*Extracted records*:
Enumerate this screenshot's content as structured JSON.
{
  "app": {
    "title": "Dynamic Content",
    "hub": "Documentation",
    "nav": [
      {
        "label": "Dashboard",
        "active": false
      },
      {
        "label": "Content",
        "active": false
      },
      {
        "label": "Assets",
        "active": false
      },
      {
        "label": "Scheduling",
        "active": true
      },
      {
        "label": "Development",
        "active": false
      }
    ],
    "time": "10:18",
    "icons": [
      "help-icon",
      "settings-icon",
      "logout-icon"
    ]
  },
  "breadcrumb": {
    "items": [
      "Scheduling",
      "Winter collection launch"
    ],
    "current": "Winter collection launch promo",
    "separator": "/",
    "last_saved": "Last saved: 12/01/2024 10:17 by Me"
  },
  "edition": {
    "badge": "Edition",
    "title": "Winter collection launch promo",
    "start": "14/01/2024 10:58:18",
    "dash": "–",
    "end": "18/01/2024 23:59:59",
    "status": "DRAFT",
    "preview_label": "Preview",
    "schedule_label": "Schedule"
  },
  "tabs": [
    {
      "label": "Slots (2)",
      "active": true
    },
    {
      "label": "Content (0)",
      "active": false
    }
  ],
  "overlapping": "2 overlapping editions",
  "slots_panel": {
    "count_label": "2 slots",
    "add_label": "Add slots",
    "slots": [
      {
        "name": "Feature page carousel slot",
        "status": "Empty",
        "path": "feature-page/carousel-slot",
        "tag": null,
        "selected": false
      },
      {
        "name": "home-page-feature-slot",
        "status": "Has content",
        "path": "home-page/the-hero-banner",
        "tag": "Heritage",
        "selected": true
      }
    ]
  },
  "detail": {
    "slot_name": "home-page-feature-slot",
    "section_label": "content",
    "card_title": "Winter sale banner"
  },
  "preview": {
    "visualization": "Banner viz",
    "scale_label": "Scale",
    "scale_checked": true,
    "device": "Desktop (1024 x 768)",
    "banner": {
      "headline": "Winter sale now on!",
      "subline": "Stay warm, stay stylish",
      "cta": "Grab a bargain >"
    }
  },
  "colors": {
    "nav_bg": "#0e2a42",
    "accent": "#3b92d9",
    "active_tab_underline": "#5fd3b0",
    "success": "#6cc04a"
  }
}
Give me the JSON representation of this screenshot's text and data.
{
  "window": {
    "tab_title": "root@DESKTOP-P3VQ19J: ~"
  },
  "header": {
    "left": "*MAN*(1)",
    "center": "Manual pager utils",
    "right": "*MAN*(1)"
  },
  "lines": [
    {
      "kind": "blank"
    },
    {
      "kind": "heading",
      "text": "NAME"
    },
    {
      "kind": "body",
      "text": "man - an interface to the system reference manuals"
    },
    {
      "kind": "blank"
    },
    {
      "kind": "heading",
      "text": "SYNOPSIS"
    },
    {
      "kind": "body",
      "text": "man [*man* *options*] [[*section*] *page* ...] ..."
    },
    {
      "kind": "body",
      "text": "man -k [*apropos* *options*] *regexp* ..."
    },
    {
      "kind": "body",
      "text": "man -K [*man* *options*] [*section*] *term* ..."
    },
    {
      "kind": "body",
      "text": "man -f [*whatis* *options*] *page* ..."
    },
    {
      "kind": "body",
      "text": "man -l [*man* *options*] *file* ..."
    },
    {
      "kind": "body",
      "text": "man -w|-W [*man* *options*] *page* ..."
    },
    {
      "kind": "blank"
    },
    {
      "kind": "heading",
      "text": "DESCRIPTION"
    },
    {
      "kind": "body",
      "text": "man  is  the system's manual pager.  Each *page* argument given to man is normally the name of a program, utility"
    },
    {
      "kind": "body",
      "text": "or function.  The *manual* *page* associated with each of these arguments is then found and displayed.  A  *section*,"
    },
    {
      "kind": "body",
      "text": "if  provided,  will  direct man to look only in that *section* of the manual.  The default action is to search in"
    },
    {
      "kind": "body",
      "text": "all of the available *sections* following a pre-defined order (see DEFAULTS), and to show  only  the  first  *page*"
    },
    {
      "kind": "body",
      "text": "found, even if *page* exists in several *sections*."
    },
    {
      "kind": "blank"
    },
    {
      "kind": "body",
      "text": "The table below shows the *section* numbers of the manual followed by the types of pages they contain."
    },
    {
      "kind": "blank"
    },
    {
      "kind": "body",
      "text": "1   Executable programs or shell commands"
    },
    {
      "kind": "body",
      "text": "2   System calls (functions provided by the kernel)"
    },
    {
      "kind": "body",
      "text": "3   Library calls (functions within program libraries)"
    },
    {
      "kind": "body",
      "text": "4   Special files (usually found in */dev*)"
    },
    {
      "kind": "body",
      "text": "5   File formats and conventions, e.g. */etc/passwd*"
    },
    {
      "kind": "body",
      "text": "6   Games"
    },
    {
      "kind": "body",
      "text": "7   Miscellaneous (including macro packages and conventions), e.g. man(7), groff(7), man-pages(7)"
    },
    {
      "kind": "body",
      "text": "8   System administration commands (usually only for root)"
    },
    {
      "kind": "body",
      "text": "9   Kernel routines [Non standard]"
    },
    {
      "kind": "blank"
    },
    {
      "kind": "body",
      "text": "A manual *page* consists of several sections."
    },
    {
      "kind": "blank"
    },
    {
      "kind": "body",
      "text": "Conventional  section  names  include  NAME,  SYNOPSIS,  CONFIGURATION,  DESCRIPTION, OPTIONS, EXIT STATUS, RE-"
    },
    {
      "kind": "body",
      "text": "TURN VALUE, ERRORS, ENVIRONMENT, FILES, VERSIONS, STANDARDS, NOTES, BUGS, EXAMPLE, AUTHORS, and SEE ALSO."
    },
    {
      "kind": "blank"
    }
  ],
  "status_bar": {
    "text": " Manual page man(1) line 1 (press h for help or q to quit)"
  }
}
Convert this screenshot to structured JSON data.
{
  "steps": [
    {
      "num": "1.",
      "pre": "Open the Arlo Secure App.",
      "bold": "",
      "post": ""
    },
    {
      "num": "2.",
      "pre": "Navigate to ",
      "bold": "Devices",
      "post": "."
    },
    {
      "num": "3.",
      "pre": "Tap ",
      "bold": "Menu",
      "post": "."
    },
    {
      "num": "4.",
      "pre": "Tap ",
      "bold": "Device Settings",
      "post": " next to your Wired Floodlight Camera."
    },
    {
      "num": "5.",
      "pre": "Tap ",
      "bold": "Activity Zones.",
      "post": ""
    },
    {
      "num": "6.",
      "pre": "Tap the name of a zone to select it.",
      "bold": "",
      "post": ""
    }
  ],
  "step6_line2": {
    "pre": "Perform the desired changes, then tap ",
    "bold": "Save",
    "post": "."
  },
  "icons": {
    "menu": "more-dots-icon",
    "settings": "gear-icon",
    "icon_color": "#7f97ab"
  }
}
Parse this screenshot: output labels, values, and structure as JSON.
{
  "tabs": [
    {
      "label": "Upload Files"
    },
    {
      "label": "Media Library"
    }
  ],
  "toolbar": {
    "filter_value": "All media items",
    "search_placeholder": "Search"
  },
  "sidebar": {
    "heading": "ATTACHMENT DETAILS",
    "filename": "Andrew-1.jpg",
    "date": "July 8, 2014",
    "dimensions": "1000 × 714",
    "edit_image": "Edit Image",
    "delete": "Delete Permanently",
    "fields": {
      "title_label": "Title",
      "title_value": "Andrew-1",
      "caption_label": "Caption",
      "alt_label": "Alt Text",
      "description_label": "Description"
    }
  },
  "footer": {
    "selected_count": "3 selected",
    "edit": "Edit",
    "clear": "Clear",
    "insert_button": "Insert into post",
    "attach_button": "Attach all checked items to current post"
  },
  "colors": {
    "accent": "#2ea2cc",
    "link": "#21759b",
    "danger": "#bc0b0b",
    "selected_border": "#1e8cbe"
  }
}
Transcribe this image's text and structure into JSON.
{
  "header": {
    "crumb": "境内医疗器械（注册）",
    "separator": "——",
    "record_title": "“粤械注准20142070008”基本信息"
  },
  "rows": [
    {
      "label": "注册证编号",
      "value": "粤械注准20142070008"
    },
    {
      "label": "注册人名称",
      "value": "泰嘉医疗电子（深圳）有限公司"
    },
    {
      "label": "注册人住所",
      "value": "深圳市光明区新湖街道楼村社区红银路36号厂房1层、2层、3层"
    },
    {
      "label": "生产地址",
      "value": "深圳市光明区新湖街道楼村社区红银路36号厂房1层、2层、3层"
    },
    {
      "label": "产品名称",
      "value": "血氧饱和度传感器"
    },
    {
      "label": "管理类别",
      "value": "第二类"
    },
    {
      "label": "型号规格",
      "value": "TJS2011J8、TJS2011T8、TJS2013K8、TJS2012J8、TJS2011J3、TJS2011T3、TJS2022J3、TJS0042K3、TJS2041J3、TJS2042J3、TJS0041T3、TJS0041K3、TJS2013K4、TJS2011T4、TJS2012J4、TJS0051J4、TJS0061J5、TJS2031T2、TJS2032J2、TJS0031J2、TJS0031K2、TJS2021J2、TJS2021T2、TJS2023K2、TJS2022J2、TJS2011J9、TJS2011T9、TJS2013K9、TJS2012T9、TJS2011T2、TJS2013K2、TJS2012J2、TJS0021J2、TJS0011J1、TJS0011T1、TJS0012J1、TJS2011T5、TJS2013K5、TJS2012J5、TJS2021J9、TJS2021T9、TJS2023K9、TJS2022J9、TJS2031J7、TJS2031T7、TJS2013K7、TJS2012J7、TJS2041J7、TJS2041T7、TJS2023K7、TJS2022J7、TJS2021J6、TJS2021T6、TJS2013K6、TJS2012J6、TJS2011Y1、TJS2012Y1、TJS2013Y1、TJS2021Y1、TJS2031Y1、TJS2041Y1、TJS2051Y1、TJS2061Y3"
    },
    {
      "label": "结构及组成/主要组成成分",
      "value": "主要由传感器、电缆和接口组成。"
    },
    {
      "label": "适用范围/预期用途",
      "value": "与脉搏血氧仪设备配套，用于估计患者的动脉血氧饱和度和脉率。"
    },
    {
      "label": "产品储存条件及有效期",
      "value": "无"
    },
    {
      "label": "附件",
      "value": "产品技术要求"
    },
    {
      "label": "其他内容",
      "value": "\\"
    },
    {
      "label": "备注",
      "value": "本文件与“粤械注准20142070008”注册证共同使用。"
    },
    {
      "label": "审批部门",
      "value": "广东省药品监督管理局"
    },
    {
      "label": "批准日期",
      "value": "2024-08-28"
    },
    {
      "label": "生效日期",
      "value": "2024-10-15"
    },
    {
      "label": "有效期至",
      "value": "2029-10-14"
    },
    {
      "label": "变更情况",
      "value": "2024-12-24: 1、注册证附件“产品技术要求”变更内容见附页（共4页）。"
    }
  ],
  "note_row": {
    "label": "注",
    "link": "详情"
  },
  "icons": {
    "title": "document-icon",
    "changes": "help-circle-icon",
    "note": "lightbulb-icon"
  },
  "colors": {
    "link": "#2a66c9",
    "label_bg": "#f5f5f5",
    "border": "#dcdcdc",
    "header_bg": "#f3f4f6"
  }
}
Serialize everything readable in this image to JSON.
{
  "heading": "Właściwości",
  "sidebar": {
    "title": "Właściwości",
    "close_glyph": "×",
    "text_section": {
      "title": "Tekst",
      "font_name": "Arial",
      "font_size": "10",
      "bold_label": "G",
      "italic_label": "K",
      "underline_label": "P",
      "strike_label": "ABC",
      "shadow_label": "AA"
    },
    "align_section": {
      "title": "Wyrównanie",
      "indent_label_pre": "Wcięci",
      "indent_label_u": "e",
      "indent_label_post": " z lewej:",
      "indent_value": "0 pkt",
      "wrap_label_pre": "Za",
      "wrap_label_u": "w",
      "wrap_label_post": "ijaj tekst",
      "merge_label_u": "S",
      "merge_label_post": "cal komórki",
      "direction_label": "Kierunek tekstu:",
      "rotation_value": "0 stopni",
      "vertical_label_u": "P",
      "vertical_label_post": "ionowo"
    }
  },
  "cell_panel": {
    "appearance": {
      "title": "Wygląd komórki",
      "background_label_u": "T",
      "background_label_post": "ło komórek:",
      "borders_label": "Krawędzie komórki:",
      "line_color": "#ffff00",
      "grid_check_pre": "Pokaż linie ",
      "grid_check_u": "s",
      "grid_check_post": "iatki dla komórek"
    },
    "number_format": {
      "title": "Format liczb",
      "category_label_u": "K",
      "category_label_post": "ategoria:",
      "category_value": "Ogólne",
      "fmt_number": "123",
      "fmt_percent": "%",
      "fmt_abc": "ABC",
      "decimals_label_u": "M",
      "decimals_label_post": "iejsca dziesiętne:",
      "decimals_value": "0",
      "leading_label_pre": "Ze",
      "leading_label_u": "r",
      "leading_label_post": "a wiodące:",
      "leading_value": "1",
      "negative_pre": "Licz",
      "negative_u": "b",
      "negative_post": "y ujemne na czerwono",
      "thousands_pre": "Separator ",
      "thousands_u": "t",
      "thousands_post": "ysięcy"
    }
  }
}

*WHAT YOU NEED TO DO*: Of the lines in this listing, report how many contain the string "functions", and give the number only.

*EXPECTED ANSWER*: 2